▶ **The data**
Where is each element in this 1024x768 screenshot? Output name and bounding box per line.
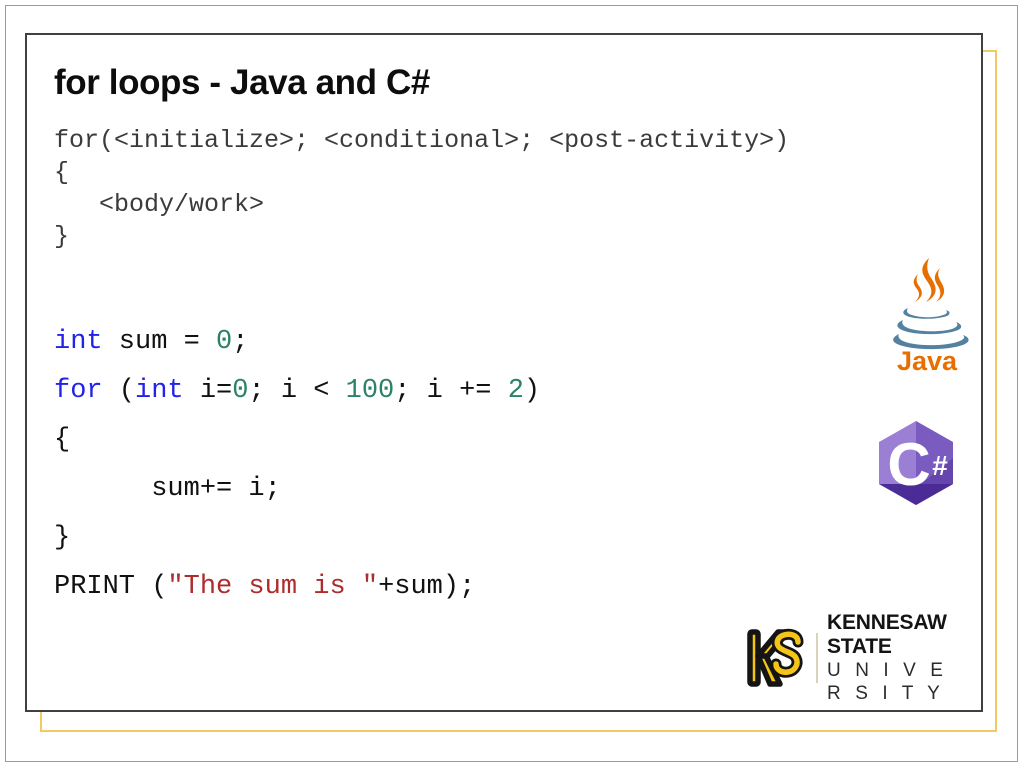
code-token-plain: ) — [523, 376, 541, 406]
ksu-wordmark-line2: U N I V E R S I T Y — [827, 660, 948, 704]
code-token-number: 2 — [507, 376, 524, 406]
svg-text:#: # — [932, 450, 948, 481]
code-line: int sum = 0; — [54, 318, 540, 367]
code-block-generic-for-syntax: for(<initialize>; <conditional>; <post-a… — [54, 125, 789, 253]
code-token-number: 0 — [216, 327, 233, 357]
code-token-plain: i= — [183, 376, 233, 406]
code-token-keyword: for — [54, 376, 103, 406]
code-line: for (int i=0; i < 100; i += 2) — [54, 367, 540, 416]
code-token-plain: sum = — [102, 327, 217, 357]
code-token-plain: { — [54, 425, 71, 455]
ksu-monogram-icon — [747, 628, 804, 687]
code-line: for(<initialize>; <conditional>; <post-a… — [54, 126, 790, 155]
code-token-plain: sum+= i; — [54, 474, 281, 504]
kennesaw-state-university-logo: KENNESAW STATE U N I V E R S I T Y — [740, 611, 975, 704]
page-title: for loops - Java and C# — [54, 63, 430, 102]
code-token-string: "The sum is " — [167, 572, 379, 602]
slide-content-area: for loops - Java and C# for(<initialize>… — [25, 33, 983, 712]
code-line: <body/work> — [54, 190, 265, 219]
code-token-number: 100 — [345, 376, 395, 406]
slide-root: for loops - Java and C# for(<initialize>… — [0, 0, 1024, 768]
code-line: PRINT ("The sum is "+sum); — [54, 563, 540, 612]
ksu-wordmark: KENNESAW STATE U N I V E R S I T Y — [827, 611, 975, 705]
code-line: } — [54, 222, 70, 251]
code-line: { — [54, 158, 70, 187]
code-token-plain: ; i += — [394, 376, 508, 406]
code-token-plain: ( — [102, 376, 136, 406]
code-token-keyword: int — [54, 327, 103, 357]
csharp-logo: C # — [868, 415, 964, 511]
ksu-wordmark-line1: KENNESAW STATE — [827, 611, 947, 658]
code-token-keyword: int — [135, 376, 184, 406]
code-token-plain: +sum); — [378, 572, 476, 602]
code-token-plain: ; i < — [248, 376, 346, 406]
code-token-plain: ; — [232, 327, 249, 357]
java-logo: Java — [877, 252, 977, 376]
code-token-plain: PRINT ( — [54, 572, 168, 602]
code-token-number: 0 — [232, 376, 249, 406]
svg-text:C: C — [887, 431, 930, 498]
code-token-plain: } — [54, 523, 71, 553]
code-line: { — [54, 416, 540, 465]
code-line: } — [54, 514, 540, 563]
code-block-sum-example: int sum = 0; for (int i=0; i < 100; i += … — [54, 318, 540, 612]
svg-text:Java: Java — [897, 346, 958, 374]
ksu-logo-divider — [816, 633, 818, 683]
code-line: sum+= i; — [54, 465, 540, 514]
--
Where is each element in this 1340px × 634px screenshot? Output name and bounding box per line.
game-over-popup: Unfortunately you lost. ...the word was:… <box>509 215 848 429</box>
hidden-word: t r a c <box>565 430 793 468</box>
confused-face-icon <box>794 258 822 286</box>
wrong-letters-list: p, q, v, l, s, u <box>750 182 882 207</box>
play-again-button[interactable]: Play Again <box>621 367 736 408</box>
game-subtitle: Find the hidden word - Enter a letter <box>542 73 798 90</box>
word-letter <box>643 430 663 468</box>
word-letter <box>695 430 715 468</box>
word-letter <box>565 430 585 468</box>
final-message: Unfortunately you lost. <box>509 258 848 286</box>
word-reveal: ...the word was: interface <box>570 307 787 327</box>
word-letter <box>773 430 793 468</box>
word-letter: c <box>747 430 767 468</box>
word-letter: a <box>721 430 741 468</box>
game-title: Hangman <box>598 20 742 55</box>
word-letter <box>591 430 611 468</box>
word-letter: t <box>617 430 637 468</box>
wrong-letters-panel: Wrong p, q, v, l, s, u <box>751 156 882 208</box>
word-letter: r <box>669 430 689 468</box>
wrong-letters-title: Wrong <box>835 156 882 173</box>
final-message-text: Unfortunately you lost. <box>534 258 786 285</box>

▶ **Goal**
Extract the lines of the first listing from the line with "code-token-plain: ) — [523, 376, 541, 406]" up to and including the line with "code-token-keyword: for — [54, 376, 103, 406]", reproducing each one exactly.

▶ **The reply**
code-token-plain: ) — [523, 376, 541, 406]
ksu-wordmark-line2: U N I V E R S I T Y — [827, 660, 948, 704]
code-token-number: 2 — [507, 376, 524, 406]
svg-text:#: # — [932, 450, 948, 481]
code-line: int sum = 0; — [54, 318, 540, 367]
code-block-generic-for-syntax: for(<initialize>; <conditional>; <post-a… — [54, 125, 789, 253]
code-token-number: 0 — [216, 327, 233, 357]
code-token-plain: i= — [183, 376, 233, 406]
code-token-keyword: for — [54, 376, 103, 406]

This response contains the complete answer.